[Items from a figure collection]
┏━━
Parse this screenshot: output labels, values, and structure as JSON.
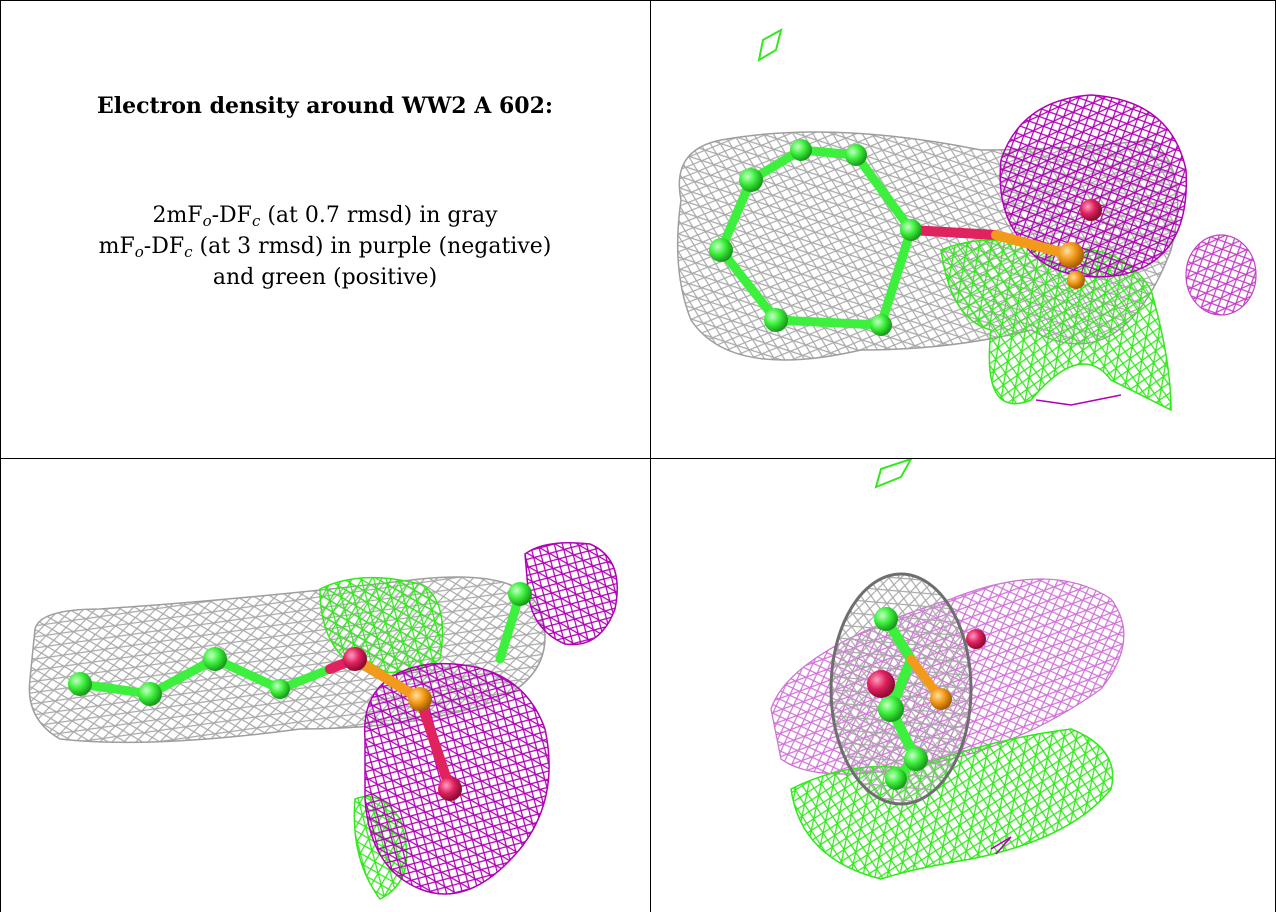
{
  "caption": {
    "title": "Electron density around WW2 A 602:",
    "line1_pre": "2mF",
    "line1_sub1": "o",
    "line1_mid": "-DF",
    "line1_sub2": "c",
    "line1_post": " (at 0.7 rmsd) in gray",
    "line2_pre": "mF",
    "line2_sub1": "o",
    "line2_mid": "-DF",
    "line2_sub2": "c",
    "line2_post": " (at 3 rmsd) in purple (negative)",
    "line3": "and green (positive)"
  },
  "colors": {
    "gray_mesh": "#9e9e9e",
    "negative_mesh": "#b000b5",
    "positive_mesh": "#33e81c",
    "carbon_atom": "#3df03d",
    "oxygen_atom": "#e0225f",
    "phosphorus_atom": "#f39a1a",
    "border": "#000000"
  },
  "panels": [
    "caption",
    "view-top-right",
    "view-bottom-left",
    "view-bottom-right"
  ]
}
┗━━
* Stated problem *
Leave out the pictures and output every record above precisely as given.

* Reply *
Parse this screenshot: output labels, values, and structure as JSON.
{
  "caption": {
    "title": "Electron density around WW2 A 602:",
    "line1_pre": "2mF",
    "line1_sub1": "o",
    "line1_mid": "-DF",
    "line1_sub2": "c",
    "line1_post": " (at 0.7 rmsd) in gray",
    "line2_pre": "mF",
    "line2_sub1": "o",
    "line2_mid": "-DF",
    "line2_sub2": "c",
    "line2_post": " (at 3 rmsd) in purple (negative)",
    "line3": "and green (positive)"
  },
  "colors": {
    "gray_mesh": "#9e9e9e",
    "negative_mesh": "#b000b5",
    "positive_mesh": "#33e81c",
    "carbon_atom": "#3df03d",
    "oxygen_atom": "#e0225f",
    "phosphorus_atom": "#f39a1a",
    "border": "#000000"
  },
  "panels": [
    "caption",
    "view-top-right",
    "view-bottom-left",
    "view-bottom-right"
  ]
}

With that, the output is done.